▶ **WHAT YOU SHOULD DO**: Below are the records; collect from them each line containing the string "this".
- - -
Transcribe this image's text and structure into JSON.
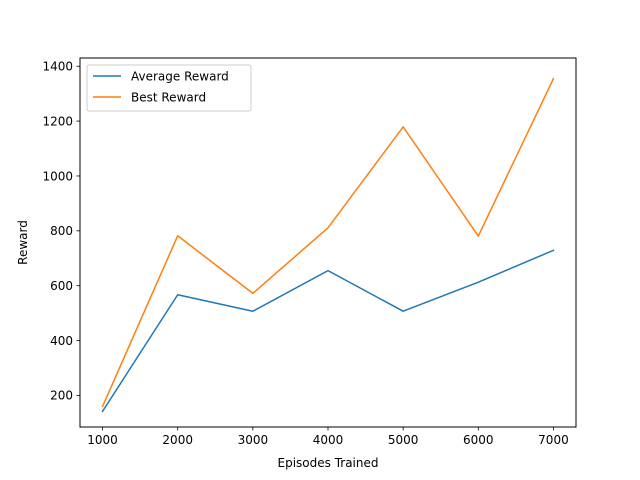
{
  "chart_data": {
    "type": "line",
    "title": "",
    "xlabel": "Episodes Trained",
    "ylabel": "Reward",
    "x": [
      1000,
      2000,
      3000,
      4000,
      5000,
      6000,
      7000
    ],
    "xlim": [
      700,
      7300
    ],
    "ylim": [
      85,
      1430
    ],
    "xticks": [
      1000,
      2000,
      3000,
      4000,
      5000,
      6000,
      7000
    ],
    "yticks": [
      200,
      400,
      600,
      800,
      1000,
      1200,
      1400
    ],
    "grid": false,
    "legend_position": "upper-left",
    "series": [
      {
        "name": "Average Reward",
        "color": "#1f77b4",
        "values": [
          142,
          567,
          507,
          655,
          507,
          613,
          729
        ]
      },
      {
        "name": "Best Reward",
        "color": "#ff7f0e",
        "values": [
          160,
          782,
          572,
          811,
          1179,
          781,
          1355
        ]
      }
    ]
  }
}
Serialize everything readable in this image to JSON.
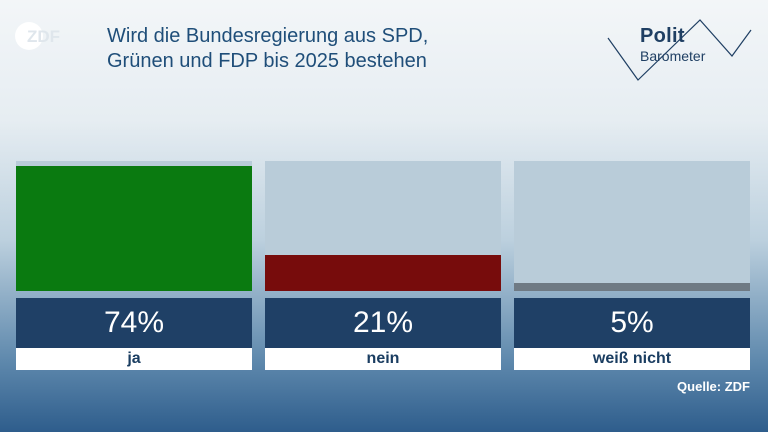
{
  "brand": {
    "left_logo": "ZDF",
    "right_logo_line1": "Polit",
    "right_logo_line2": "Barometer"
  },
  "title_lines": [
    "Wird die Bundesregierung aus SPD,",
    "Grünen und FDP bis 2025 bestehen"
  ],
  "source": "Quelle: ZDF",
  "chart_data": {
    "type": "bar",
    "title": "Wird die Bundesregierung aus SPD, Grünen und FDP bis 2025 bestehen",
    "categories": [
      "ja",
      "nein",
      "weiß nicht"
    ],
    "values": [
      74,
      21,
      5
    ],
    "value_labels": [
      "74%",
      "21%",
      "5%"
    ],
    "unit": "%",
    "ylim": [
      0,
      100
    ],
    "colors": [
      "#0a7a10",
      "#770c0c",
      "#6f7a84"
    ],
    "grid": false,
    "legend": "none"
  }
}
- - -
▶ **OUTPUT BELOW**:
Transcribe this image's text and structure into JSON.
Serialize everything readable in this image to JSON.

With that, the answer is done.